The exercise: Output the data below in full, character for character.
##### Input for this task
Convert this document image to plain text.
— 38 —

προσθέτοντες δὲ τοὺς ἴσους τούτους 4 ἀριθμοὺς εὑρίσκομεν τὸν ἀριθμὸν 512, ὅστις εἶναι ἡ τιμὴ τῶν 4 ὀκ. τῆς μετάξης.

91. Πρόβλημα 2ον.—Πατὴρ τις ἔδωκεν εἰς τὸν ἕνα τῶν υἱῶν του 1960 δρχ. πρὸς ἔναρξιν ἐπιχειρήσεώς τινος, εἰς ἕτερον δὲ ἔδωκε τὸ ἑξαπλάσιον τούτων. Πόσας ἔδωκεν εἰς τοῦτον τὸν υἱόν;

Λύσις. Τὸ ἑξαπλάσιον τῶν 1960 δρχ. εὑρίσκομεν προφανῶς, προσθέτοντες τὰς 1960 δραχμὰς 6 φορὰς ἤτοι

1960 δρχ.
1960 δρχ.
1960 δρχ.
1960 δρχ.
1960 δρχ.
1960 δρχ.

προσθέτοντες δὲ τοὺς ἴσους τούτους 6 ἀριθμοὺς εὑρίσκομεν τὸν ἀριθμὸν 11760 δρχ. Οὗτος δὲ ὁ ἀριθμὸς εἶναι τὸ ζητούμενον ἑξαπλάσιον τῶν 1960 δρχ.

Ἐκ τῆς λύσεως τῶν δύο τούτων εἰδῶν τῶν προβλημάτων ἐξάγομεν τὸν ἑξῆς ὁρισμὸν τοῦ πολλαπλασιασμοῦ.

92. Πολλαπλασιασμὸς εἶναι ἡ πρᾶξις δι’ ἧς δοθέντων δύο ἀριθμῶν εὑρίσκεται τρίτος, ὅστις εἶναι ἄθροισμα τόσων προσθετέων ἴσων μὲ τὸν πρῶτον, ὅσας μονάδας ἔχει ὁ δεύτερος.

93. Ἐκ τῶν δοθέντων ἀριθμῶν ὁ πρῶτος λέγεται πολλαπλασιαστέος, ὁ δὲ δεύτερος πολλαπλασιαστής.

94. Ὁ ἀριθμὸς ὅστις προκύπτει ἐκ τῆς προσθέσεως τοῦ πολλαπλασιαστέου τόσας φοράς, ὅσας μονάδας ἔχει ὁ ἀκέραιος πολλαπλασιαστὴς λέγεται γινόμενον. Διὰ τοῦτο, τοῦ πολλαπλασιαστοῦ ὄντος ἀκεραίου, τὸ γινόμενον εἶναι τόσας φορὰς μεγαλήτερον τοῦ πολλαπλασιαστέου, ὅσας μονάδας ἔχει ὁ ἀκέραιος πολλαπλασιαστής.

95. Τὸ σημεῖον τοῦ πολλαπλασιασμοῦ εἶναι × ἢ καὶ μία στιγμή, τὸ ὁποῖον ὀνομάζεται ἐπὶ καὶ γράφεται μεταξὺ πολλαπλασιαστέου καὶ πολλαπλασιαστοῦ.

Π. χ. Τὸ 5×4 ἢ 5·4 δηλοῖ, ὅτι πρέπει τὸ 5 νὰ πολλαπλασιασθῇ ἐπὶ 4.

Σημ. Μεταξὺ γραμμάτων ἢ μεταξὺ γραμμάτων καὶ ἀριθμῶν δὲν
##########
Answer for this exercise:
Convert this document image to plain text.
— 38 —

προσθέτοντες δὲ τοὺς ἴσους τούτους 4 ἀριθμοὺς εὑρίσκομεν τὸν ἀριθμὸν 512, ὅστις εἶναι ἡ τιμὴ τῶν 4 ὀκ. τῆς μετάξης.

91. Πρόβλημα 2ον.—Πατὴρ τις ἔδωκεν εἰς τὸν ἕνα τῶν υἱῶν του 1960 δρχ. πρὸς ἔναρξιν ἐπιχειρήσεώς τινος, εἰς ἕτερον δὲ ἔδωκε τὸ ἑξαπλάσιον τούτων. Πόσας ἔδωκεν εἰς τοῦτον τὸν υἱόν;

Λύσις. Τὸ ἑξαπλάσιον τῶν 1960 δρχ. εὑρίσκομεν προφανῶς, προσθέτοντες τὰς 1960 δραχμὰς 6 φορὰς ἤτοι

1960 δρχ.
1960 δρχ.
1960 δρχ.
1960 δρχ.
1960 δρχ.
1960 δρχ.

προσθέτοντες δὲ τοὺς ἴσους τούτους 6 ἀριθμοὺς εὑρίσκομεν τὸν ἀριθμὸν 11760 δρχ. Οὗτος δὲ ὁ ἀριθμὸς εἶναι τὸ ζητούμενον ἑξαπλάσιον τῶν 1960 δρχ.

Ἐκ τῆς λύσεως τῶν δύο τούτων εἰδῶν τῶν προβλημάτων ἐξάγομεν τὸν ἑξῆς ὁρισμὸν τοῦ πολλαπλασιασμοῦ.

92. Πολλαπλασιασμὸς εἶναι ἡ πρᾶξις δι’ ἧς δοθέντων δύο ἀριθμῶν εὑρίσκεται τρίτος, ὅστις εἶναι ἄθροισμα τόσων προσθετέων ἴσων μὲ τὸν πρῶτον, ὅσας μονάδας ἔχει ὁ δεύτερος.

93. Ἐκ τῶν δοθέντων ἀριθμῶν ὁ πρῶτος λέγεται πολλαπλασιαστέος, ὁ δὲ δεύτερος πολλαπλασιαστής.

94. Ὁ ἀριθμὸς ὅστις προκύπτει ἐκ τῆς προσθέσεως τοῦ πολλαπλασιαστέου τόσας φοράς, ὅσας μονάδας ἔχει ὁ ἀκέραιος πολλαπλασιαστὴς λέγεται γινόμενον. Διὰ τοῦτο, τοῦ πολλαπλασιαστοῦ ὄντος ἀκεραίου, τὸ γινόμενον εἶναι τόσας φορὰς μεγαλήτερον τοῦ πολλαπλασιαστέου, ὅσας μονάδας ἔχει ὁ ἀκέραιος πολλαπλασιαστής.

95. Τὸ σημεῖον τοῦ πολλαπλασιασμοῦ εἶναι × ἢ καὶ μία στιγμή, τὸ ὁποῖον ὀνομάζεται ἐπὶ καὶ γράφεται μεταξὺ πολλαπλασιαστέου καὶ πολλαπλασιαστοῦ.

Π. χ. Τὸ 5×4 ἢ 5·4 δηλοῖ, ὅτι πρέπει τὸ 5 νὰ πολλαπλασιασθῇ ἐπὶ 4.

Σημ. Μεταξὺ γραμμάτων ἢ μεταξὺ γραμμάτων καὶ ἀριθμῶν δὲν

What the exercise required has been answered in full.